*WORK TO COMPLETE*
Copy out all lines in the data below containing the string "HYBE".

***** RECORD SET

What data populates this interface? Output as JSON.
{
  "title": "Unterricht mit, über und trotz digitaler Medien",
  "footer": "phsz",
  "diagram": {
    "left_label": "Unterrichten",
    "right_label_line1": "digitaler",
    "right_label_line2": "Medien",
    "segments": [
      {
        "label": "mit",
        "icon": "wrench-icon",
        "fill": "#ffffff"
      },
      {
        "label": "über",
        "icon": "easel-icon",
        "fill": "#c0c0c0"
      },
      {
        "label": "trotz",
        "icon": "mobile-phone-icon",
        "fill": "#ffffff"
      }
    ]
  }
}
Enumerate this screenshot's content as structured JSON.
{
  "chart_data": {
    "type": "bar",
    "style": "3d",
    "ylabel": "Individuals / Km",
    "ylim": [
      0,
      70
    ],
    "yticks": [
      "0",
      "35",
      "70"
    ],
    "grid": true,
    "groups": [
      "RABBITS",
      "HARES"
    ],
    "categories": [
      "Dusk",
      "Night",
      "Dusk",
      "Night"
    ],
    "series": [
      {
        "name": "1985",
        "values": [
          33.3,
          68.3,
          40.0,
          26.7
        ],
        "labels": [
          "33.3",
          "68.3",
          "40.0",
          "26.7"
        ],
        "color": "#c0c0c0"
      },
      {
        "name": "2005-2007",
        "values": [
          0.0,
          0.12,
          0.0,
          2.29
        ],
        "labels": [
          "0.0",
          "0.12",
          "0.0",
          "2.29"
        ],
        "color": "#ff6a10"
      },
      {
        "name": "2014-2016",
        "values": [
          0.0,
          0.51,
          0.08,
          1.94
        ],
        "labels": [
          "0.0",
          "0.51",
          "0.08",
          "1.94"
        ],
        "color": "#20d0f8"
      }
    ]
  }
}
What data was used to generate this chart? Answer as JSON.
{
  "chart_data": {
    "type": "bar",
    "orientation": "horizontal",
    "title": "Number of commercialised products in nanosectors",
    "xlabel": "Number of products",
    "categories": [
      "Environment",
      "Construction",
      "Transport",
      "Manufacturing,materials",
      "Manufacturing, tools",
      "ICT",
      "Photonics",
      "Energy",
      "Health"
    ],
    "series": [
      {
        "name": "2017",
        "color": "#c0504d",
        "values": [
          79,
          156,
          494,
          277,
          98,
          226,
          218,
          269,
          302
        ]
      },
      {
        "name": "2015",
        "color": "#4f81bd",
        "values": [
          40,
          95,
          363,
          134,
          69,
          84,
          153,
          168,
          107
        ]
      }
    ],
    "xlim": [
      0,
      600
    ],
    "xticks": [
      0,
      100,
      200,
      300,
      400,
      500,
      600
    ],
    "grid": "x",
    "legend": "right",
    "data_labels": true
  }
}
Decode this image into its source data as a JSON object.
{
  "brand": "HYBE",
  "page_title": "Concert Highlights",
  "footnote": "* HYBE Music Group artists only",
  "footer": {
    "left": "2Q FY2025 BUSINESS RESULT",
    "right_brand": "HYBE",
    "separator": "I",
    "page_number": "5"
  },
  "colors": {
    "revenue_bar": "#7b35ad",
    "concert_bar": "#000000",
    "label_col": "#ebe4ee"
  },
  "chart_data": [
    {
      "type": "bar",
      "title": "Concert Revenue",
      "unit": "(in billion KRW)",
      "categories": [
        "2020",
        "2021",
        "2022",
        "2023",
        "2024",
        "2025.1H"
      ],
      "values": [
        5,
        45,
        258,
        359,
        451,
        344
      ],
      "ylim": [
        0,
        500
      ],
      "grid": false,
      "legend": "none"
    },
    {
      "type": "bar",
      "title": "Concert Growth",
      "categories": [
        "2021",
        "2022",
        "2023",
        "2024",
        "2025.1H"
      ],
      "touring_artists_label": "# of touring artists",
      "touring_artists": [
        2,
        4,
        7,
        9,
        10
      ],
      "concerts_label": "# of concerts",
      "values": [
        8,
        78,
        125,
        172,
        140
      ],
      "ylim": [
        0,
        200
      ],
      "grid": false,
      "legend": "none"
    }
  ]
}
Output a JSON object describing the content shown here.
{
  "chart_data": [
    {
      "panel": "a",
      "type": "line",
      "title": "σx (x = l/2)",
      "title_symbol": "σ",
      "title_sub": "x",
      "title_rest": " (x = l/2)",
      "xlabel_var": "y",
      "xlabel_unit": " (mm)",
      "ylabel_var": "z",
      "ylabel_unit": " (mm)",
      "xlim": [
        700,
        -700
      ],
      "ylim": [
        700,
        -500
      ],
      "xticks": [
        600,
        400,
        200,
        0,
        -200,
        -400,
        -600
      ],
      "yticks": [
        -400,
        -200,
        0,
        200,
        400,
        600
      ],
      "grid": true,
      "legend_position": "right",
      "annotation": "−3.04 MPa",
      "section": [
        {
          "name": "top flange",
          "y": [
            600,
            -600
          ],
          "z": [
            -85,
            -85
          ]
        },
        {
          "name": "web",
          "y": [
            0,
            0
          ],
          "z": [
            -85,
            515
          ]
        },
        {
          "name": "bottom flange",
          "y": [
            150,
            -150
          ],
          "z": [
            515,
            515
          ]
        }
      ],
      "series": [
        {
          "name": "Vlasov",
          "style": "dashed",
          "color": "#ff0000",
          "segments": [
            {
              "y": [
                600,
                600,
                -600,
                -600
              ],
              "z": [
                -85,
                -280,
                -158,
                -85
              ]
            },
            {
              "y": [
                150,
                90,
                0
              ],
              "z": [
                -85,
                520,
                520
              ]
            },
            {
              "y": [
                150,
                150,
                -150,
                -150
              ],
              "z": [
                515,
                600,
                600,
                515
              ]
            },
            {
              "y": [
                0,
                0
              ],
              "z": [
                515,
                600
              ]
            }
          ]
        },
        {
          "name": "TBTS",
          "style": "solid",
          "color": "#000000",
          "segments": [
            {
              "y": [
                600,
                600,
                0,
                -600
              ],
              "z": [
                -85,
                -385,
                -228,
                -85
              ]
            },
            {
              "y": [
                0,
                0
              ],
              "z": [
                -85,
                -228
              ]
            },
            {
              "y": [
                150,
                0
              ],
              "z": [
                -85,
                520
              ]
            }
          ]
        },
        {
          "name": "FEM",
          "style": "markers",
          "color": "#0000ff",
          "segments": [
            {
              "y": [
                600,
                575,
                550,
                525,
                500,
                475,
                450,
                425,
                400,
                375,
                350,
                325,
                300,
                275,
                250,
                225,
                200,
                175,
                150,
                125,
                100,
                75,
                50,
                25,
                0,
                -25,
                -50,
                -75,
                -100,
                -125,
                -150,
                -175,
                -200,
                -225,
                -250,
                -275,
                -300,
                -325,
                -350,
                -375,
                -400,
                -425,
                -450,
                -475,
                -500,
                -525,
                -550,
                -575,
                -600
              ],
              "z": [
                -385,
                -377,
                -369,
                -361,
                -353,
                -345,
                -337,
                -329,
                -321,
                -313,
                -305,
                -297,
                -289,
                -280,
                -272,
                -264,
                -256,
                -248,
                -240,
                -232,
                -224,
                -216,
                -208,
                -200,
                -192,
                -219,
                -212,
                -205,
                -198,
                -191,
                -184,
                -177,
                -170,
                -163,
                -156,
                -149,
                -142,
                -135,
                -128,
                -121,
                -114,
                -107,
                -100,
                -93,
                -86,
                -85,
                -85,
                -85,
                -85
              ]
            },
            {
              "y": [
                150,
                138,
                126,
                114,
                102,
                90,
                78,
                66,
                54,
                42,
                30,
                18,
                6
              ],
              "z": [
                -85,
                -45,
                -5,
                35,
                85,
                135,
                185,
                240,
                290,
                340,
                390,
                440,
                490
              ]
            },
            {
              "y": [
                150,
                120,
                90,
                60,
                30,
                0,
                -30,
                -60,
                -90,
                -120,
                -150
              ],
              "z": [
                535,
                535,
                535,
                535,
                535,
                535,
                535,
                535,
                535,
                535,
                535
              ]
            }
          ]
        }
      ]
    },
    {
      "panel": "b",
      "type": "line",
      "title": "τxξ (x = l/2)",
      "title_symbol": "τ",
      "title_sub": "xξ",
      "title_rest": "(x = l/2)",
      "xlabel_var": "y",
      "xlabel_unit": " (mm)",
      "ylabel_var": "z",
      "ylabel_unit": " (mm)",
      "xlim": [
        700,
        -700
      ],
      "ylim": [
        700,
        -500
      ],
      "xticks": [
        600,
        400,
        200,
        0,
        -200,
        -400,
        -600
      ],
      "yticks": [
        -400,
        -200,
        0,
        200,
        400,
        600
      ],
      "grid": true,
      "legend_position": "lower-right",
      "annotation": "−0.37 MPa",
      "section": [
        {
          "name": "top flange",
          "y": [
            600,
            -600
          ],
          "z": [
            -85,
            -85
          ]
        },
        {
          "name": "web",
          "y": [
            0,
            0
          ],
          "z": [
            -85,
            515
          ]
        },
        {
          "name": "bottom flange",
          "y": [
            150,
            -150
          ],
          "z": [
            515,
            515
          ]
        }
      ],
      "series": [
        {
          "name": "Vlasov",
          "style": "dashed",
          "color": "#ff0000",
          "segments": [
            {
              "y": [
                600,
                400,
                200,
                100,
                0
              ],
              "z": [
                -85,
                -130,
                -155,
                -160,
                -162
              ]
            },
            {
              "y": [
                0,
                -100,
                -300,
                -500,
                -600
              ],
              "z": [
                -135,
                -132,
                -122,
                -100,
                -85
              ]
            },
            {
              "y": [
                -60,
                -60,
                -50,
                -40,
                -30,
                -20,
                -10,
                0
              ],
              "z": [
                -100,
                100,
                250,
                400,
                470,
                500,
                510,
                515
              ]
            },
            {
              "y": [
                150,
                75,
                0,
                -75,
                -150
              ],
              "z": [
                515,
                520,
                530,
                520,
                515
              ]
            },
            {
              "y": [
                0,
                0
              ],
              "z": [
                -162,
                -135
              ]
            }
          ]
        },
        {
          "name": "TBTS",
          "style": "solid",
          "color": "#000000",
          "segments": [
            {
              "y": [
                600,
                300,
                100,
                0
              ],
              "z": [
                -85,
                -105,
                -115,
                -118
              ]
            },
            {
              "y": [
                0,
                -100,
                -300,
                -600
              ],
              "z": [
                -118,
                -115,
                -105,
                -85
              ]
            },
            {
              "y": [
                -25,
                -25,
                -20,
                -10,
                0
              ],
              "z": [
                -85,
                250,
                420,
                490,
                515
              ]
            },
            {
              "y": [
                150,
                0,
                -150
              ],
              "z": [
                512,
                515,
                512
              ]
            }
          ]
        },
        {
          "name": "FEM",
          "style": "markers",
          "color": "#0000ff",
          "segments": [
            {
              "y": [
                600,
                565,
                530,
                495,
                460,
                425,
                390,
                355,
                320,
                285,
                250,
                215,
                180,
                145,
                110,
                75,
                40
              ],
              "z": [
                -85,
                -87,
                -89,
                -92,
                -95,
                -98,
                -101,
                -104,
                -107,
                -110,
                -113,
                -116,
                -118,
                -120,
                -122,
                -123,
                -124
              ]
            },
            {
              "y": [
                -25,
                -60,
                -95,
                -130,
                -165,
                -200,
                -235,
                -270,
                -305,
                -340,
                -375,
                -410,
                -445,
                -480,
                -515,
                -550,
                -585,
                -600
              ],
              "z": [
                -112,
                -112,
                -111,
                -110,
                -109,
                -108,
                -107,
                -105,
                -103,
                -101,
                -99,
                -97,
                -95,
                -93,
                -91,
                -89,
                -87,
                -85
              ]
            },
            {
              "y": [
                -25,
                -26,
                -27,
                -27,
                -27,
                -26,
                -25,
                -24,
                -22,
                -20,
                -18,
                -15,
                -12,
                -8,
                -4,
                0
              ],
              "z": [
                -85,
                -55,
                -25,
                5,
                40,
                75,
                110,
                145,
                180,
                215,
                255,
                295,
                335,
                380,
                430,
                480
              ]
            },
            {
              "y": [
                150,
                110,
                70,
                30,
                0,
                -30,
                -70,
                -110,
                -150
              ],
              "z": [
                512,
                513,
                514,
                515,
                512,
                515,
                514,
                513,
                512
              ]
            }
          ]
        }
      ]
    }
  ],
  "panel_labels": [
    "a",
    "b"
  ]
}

**********

*TASK RESULT*
  "brand": "HYBE",
  "footnote": "* HYBE Music Group artists only",
    "right_brand": "HYBE",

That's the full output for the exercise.